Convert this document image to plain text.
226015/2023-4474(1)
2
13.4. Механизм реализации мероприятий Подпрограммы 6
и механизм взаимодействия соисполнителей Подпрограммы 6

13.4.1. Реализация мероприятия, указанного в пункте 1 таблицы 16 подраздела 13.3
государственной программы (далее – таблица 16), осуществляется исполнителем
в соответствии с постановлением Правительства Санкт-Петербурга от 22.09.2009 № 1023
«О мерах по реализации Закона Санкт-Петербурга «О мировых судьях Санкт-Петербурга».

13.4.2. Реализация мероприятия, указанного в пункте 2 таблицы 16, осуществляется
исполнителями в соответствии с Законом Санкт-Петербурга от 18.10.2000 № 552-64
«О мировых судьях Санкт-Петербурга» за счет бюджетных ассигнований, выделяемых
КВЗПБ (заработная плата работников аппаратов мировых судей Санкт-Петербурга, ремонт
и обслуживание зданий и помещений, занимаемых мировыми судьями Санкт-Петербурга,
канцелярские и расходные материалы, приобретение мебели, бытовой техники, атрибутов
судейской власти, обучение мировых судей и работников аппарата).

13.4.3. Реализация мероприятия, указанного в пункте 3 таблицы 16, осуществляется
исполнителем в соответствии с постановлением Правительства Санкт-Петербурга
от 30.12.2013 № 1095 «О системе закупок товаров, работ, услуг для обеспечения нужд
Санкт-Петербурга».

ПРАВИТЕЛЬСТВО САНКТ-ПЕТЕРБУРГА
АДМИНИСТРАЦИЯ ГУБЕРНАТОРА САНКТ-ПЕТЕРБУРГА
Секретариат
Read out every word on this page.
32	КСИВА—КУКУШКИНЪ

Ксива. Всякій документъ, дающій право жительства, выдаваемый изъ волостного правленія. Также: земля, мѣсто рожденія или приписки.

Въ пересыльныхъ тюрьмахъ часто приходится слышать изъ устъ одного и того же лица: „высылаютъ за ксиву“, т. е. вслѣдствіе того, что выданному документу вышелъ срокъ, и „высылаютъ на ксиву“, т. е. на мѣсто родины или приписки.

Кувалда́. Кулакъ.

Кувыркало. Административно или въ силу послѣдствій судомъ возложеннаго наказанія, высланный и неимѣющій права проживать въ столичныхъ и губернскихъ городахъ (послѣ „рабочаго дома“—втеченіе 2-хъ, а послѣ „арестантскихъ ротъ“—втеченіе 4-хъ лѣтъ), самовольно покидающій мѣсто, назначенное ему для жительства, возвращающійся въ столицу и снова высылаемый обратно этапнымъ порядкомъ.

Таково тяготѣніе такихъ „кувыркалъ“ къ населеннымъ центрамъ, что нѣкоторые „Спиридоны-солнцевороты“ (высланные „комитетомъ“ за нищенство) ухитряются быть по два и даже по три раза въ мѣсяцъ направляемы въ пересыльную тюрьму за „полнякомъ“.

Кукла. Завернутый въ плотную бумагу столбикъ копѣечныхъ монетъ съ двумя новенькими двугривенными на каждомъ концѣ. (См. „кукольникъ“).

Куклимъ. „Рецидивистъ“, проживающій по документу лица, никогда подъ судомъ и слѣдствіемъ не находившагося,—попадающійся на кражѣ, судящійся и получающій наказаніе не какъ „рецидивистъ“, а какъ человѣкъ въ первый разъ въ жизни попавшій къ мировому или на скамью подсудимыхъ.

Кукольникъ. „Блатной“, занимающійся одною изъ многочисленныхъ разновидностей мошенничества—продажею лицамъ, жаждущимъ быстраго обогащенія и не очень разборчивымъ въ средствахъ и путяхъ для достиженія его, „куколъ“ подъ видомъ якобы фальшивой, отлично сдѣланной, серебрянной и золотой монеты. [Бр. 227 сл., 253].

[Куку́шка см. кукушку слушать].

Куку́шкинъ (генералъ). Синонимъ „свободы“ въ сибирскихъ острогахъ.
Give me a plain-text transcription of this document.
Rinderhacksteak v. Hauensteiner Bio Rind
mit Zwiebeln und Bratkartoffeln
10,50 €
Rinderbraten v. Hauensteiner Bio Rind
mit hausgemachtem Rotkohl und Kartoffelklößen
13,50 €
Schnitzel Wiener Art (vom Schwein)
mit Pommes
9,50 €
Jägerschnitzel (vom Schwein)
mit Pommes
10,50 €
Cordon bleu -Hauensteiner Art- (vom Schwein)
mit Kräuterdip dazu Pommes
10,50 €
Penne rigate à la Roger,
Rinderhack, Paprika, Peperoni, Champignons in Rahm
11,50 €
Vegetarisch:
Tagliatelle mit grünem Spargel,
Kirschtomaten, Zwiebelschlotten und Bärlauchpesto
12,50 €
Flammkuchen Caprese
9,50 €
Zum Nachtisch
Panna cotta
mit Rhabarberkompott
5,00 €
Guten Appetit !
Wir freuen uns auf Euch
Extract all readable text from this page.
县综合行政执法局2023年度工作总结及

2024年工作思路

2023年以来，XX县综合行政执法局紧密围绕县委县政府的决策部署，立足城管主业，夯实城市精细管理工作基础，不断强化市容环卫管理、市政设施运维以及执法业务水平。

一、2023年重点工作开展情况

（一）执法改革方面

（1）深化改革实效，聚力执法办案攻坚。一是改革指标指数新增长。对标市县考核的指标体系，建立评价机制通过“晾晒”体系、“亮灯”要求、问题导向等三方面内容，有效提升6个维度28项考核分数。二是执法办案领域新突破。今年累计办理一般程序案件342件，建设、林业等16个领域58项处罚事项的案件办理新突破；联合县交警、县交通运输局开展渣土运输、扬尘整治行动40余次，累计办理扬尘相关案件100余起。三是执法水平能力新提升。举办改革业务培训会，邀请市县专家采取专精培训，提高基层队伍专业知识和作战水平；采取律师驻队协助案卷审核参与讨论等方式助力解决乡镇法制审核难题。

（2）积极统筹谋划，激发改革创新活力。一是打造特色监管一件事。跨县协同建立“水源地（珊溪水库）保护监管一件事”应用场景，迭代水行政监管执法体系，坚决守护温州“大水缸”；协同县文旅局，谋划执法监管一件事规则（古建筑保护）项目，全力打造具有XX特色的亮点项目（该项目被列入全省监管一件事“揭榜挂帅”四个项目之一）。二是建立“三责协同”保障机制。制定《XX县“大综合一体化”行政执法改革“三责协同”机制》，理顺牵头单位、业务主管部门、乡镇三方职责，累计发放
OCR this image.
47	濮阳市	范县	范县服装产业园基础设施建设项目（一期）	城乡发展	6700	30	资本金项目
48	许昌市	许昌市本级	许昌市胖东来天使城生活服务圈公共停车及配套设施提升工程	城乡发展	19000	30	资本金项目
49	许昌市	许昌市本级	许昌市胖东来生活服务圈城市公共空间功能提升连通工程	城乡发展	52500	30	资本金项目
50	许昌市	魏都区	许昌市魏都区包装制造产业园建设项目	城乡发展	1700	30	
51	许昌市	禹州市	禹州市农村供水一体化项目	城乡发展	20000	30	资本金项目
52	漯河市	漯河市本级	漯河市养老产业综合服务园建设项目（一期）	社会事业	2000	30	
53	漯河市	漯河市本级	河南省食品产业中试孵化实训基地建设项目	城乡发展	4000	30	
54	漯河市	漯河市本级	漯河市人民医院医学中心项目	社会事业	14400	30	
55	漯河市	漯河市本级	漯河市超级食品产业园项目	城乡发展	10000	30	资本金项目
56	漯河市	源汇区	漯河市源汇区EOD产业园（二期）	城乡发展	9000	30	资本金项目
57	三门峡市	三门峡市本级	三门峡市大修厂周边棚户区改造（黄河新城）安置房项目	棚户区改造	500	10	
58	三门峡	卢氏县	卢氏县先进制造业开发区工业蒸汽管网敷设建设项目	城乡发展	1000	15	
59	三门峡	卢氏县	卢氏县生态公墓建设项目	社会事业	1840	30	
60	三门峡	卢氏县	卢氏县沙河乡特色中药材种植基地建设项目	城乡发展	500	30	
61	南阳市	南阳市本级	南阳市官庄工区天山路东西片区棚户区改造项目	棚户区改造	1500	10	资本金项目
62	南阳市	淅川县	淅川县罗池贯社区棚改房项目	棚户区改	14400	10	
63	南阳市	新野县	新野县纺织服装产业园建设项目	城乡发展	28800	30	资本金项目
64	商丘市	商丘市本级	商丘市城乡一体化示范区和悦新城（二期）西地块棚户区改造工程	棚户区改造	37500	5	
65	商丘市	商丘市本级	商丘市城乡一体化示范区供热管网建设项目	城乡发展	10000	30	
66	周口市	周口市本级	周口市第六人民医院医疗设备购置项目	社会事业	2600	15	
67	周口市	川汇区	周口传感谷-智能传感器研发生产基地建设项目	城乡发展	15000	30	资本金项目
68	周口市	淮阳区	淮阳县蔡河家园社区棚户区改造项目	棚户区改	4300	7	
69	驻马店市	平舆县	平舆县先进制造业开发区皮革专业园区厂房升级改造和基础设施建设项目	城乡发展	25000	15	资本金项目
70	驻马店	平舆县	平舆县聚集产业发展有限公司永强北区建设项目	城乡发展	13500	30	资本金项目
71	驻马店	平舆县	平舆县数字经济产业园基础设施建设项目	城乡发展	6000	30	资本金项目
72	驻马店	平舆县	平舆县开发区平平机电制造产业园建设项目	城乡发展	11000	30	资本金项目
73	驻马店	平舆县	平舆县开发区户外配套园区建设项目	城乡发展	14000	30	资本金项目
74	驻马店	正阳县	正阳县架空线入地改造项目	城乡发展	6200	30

--*--

▸ **EXERCISE PROMPT**:
Identify every line above with the string "постановлением" in it. Copy those lines.

▸ **SOLUTION BELOW**:
в соответствии с постановлением Правительства Санкт-Петербурга от 22.09.2009 № 1023
исполнителем в соответствии с постановлением Правительства Санкт-Петербурга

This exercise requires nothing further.